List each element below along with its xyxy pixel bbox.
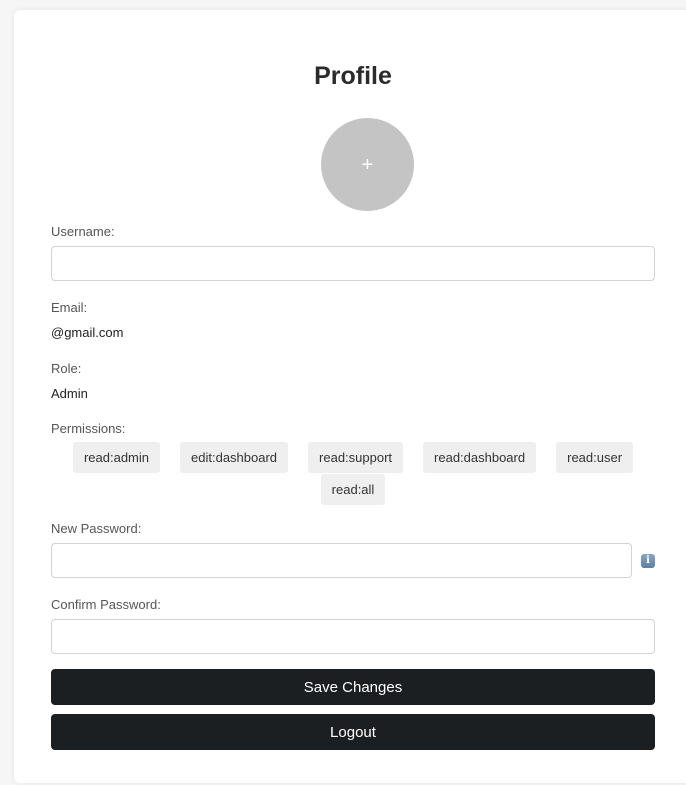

--

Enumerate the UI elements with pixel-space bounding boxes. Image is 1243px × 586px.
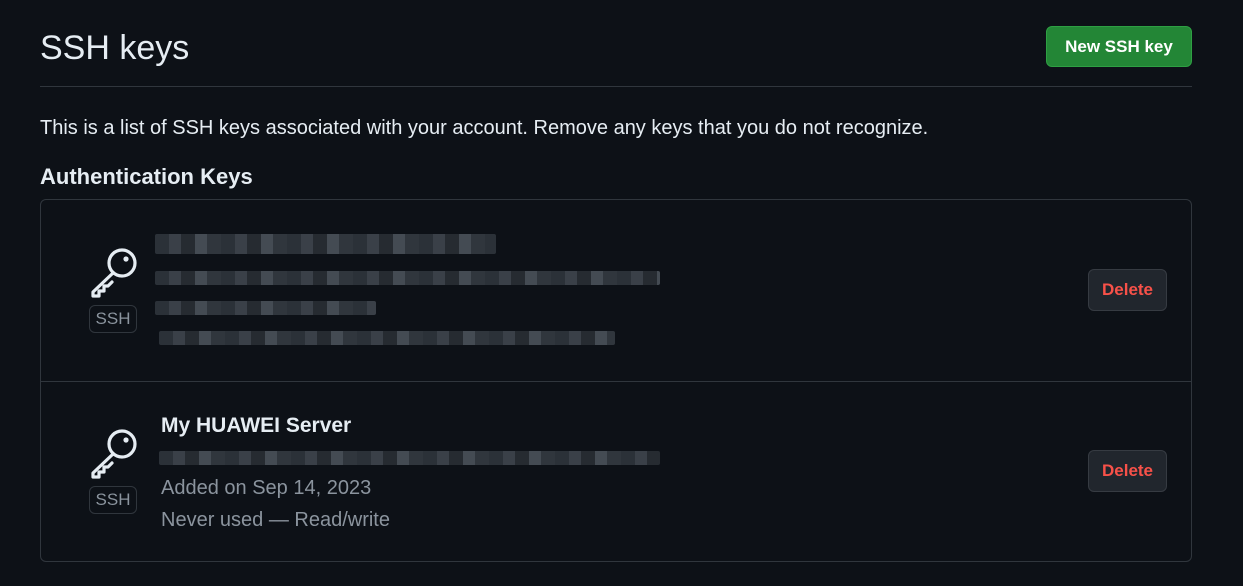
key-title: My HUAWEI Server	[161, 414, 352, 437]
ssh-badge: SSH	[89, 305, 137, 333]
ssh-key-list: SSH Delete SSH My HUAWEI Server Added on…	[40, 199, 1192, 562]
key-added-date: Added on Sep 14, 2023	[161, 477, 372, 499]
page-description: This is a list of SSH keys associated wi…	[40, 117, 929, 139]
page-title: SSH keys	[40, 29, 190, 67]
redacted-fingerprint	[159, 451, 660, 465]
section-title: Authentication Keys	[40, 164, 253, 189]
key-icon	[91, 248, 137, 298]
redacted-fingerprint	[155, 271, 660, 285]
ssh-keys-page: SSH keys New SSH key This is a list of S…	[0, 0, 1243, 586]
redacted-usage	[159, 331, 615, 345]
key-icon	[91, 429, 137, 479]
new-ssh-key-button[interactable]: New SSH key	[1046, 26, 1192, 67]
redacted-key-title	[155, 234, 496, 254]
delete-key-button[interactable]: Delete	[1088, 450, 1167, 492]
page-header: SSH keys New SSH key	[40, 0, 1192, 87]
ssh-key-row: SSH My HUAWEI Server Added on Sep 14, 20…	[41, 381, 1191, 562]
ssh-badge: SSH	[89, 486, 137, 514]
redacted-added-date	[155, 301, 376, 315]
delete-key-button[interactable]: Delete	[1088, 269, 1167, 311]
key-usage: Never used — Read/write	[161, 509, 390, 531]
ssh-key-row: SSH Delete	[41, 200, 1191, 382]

▶ _WRITTEN PROBLEM_
Please recast the listing as a two-column CSV headed instruction and output, beginning at the line that contains "Enumerate the UI" and stopping after the line that contains "key-added-date: Added on". Give each row an instruction and its output, put each value in quotation marks, turn line breaks into spaces, and leave the picture out.

▶ _RESPONSE FOR THIS EXERCISE_
instruction,output
"Enumerate the UI elements with pixel-space bounding boxes. Image is 1243px × 586px.","key-title: My HUAWEI Server	[161, 414, 352, 437] ssh-badge: SSH	[89, 305, 137, 333] ssh-key-list: SSH Delete SSH My HUAWEI Server Added on…	[40, 199, 1192, 562] key-added-date: Added on Sep 14, 2023	[161, 477, 372, 499]"